[Records from a collection of figures]
-- Start --

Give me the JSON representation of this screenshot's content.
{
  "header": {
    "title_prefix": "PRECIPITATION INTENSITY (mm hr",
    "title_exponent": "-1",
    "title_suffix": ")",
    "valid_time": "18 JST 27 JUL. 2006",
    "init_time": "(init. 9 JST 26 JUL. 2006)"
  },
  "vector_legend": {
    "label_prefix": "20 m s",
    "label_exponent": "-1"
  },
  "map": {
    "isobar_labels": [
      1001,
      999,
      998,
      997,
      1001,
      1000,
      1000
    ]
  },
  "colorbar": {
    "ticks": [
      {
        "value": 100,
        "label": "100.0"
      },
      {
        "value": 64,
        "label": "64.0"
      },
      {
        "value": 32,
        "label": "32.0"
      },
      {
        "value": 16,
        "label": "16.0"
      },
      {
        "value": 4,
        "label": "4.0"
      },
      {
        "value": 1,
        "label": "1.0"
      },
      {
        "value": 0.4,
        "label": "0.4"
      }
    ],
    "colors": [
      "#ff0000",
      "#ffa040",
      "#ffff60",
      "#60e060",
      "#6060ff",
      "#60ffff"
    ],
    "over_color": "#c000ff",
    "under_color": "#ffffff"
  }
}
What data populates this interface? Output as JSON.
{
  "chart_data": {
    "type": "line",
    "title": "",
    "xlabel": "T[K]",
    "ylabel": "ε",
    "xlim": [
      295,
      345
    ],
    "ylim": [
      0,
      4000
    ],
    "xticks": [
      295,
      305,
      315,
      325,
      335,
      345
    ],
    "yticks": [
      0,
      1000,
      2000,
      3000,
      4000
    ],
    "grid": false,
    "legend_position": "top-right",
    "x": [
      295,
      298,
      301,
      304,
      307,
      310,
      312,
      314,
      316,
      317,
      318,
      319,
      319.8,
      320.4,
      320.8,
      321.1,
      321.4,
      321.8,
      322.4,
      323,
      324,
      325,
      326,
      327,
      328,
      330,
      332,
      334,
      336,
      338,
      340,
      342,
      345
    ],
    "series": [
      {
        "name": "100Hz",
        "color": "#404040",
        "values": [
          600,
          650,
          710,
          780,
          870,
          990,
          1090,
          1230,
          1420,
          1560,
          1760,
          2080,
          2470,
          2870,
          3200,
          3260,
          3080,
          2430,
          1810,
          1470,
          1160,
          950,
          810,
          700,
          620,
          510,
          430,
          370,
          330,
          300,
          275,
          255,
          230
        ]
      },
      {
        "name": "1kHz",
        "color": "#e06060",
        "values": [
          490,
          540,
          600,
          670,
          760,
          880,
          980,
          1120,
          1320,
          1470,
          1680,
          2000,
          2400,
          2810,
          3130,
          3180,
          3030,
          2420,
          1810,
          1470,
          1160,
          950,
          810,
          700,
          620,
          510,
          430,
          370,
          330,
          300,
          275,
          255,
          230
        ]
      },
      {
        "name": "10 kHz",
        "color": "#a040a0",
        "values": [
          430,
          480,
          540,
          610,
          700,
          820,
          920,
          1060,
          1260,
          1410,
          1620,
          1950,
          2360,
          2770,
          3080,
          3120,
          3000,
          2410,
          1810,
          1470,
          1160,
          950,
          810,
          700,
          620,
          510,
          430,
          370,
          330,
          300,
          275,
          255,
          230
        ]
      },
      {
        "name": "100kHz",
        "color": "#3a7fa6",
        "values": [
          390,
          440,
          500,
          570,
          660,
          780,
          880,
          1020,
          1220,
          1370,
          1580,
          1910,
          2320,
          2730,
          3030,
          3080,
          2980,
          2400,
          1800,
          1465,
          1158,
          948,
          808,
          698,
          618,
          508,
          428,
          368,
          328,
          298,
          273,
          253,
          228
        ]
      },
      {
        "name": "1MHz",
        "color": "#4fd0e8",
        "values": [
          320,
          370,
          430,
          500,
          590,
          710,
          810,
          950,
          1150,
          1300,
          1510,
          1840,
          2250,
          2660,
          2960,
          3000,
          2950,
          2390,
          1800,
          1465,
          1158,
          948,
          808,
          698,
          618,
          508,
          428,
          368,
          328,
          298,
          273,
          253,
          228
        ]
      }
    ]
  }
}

-- End --

OBJECTIVE:
Reproduce the material exactly, with every line intact.

THE SOLUTION:
Give me the JSON representation of this screenshot's content.
{
  "header": {
    "title_prefix": "PRECIPITATION INTENSITY (mm hr",
    "title_exponent": "-1",
    "title_suffix": ")",
    "valid_time": "18 JST 27 JUL. 2006",
    "init_time": "(init. 9 JST 26 JUL. 2006)"
  },
  "vector_legend": {
    "label_prefix": "20 m s",
    "label_exponent": "-1"
  },
  "map": {
    "isobar_labels": [
      1001,
      999,
      998,
      997,
      1001,
      1000,
      1000
    ]
  },
  "colorbar": {
    "ticks": [
      {
        "value": 100,
        "label": "100.0"
      },
      {
        "value": 64,
        "label": "64.0"
      },
      {
        "value": 32,
        "label": "32.0"
      },
      {
        "value": 16,
        "label": "16.0"
      },
      {
        "value": 4,
        "label": "4.0"
      },
      {
        "value": 1,
        "label": "1.0"
      },
      {
        "value": 0.4,
        "label": "0.4"
      }
    ],
    "colors": [
      "#ff0000",
      "#ffa040",
      "#ffff60",
      "#60e060",
      "#6060ff",
      "#60ffff"
    ],
    "over_color": "#c000ff",
    "under_color": "#ffffff"
  }
}
What data populates this interface? Output as JSON.
{
  "chart_data": {
    "type": "line",
    "title": "",
    "xlabel": "T[K]",
    "ylabel": "ε",
    "xlim": [
      295,
      345
    ],
    "ylim": [
      0,
      4000
    ],
    "xticks": [
      295,
      305,
      315,
      325,
      335,
      345
    ],
    "yticks": [
      0,
      1000,
      2000,
      3000,
      4000
    ],
    "grid": false,
    "legend_position": "top-right",
    "x": [
      295,
      298,
      301,
      304,
      307,
      310,
      312,
      314,
      316,
      317,
      318,
      319,
      319.8,
      320.4,
      320.8,
      321.1,
      321.4,
      321.8,
      322.4,
      323,
      324,
      325,
      326,
      327,
      328,
      330,
      332,
      334,
      336,
      338,
      340,
      342,
      345
    ],
    "series": [
      {
        "name": "100Hz",
        "color": "#404040",
        "values": [
          600,
          650,
          710,
          780,
          870,
          990,
          1090,
          1230,
          1420,
          1560,
          1760,
          2080,
          2470,
          2870,
          3200,
          3260,
          3080,
          2430,
          1810,
          1470,
          1160,
          950,
          810,
          700,
          620,
          510,
          430,
          370,
          330,
          300,
          275,
          255,
          230
        ]
      },
      {
        "name": "1kHz",
        "color": "#e06060",
        "values": [
          490,
          540,
          600,
          670,
          760,
          880,
          980,
          1120,
          1320,
          1470,
          1680,
          2000,
          2400,
          2810,
          3130,
          3180,
          3030,
          2420,
          1810,
          1470,
          1160,
          950,
          810,
          700,
          620,
          510,
          430,
          370,
          330,
          300,
          275,
          255,
          230
        ]
      },
      {
        "name": "10 kHz",
        "color": "#a040a0",
        "values": [
          430,
          480,
          540,
          610,
          700,
          820,
          920,
          1060,
          1260,
          1410,
          1620,
          1950,
          2360,
          2770,
          3080,
          3120,
          3000,
          2410,
          1810,
          1470,
          1160,
          950,
          810,
          700,
          620,
          510,
          430,
          370,
          330,
          300,
          275,
          255,
          230
        ]
      },
      {
        "name": "100kHz",
        "color": "#3a7fa6",
        "values": [
          390,
          440,
          500,
          570,
          660,
          780,
          880,
          1020,
          1220,
          1370,
          1580,
          1910,
          2320,
          2730,
          3030,
          3080,
          2980,
          2400,
          1800,
          1465,
          1158,
          948,
          808,
          698,
          618,
          508,
          428,
          368,
          328,
          298,
          273,
          253,
          228
        ]
      },
      {
        "name": "1MHz",
        "color": "#4fd0e8",
        "values": [
          320,
          370,
          430,
          500,
          590,
          710,
          810,
          950,
          1150,
          1300,
          1510,
          1840,
          2250,
          2660,
          2960,
          3000,
          2950,
          2390,
          1800,
          1465,
          1158,
          948,
          808,
          698,
          618,
          508,
          428,
          368,
          328,
          298,
          273,
          253,
          228
        ]
      }
    ]
  }
}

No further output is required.